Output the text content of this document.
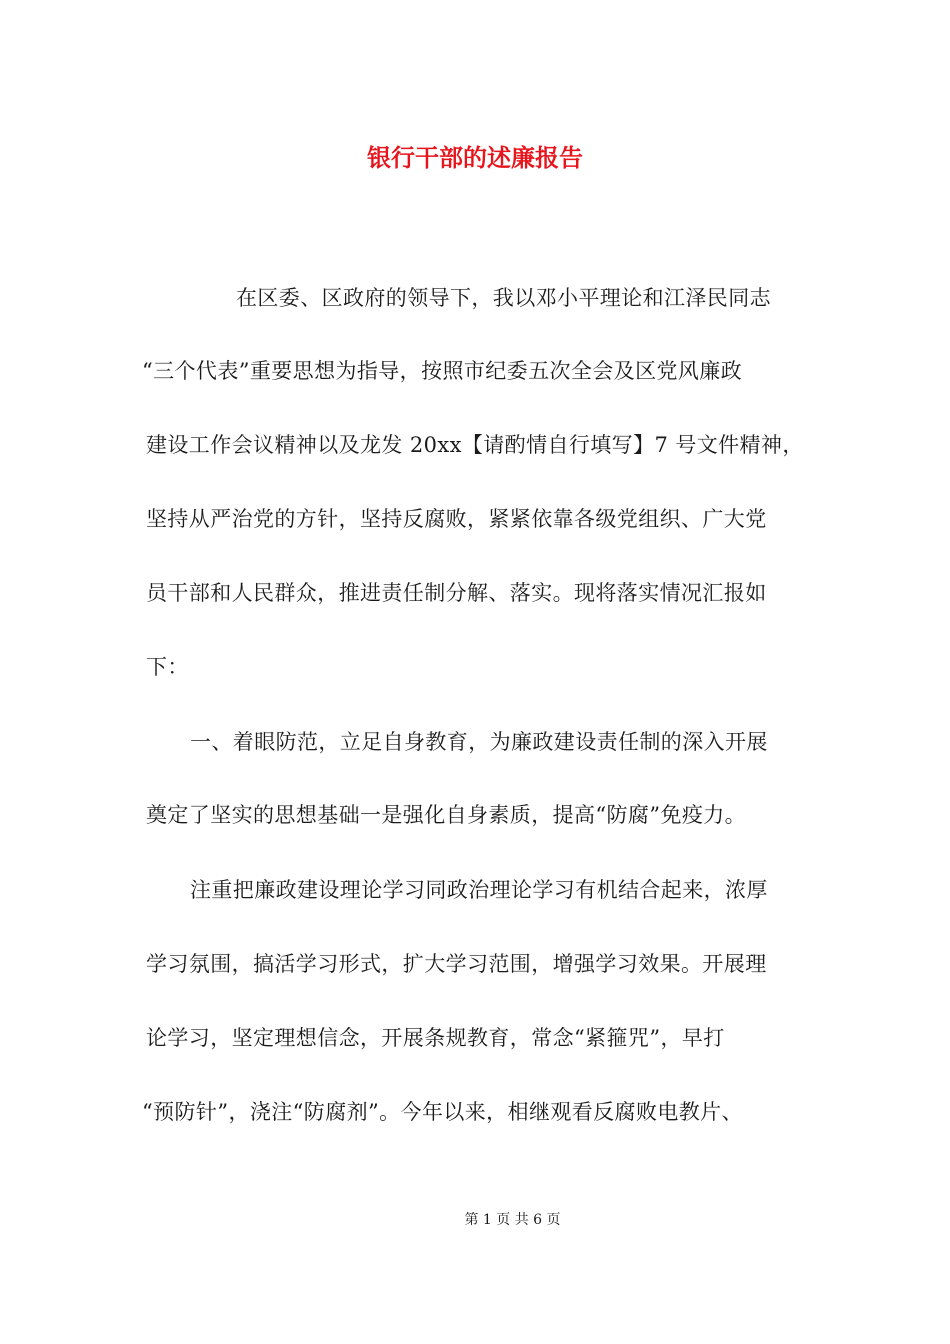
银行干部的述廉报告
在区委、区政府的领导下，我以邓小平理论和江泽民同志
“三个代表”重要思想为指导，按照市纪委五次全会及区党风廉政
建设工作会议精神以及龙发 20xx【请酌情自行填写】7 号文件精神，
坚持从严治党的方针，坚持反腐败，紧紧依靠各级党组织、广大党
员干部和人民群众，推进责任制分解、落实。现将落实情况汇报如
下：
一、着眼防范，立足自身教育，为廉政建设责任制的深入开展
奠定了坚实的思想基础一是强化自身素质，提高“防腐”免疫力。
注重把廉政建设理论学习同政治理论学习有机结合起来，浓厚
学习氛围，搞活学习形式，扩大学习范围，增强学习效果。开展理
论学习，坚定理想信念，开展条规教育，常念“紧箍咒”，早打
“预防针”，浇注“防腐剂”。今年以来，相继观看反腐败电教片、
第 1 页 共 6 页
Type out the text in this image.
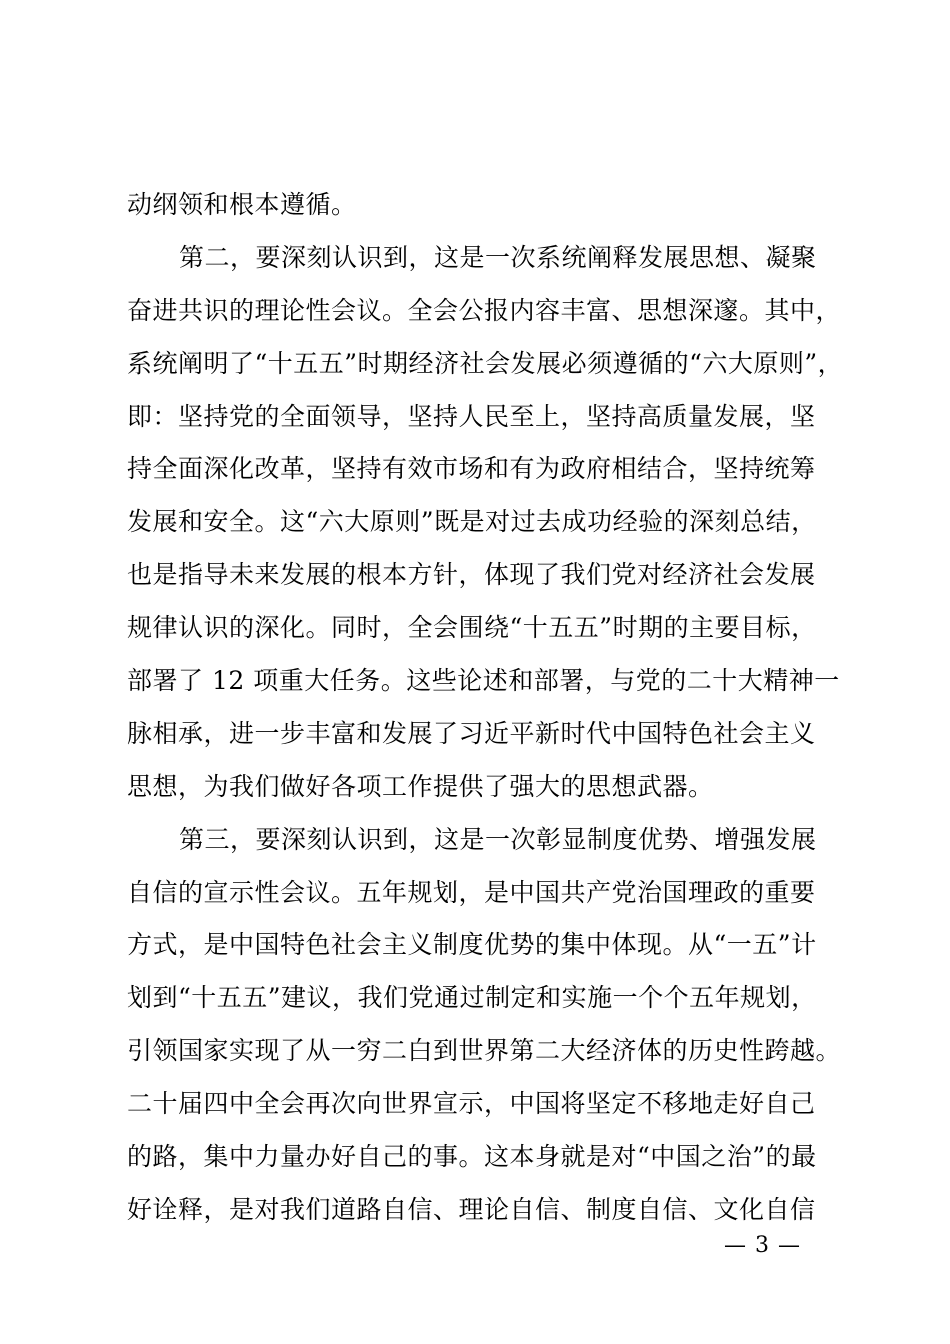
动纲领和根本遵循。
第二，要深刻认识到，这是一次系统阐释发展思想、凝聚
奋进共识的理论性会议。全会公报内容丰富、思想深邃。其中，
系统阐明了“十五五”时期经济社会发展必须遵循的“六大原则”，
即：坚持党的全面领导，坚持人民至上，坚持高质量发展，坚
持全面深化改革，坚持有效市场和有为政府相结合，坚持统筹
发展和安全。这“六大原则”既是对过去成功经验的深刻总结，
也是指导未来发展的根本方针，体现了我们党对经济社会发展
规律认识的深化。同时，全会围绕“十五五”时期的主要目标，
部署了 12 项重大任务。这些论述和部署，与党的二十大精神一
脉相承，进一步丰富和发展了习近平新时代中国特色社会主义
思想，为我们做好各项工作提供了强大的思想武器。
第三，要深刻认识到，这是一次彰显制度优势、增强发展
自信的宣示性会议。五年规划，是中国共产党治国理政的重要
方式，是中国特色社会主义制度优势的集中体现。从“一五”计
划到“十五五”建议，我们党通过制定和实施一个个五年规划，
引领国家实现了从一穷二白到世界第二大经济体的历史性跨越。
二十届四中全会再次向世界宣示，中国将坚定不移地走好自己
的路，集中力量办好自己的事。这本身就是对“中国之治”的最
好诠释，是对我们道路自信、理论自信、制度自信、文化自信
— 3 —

++++++

▸ YOUR INSTRUCTIONS: Leave out every picture and write out exactly the lines running from the line containing "Type out the text in this image." to the end of the listing above.

▸ SOLUTION:
Type out the text in this image.
动纲领和根本遵循。
第二，要深刻认识到，这是一次系统阐释发展思想、凝聚
奋进共识的理论性会议。全会公报内容丰富、思想深邃。其中，
系统阐明了“十五五”时期经济社会发展必须遵循的“六大原则”，
即：坚持党的全面领导，坚持人民至上，坚持高质量发展，坚
持全面深化改革，坚持有效市场和有为政府相结合，坚持统筹
发展和安全。这“六大原则”既是对过去成功经验的深刻总结，
也是指导未来发展的根本方针，体现了我们党对经济社会发展
规律认识的深化。同时，全会围绕“十五五”时期的主要目标，
部署了 12 项重大任务。这些论述和部署，与党的二十大精神一
脉相承，进一步丰富和发展了习近平新时代中国特色社会主义
思想，为我们做好各项工作提供了强大的思想武器。
第三，要深刻认识到，这是一次彰显制度优势、增强发展
自信的宣示性会议。五年规划，是中国共产党治国理政的重要
方式，是中国特色社会主义制度优势的集中体现。从“一五”计
划到“十五五”建议，我们党通过制定和实施一个个五年规划，
引领国家实现了从一穷二白到世界第二大经济体的历史性跨越。
二十届四中全会再次向世界宣示，中国将坚定不移地走好自己
的路，集中力量办好自己的事。这本身就是对“中国之治”的最
好诠释，是对我们道路自信、理论自信、制度自信、文化自信
— 3 —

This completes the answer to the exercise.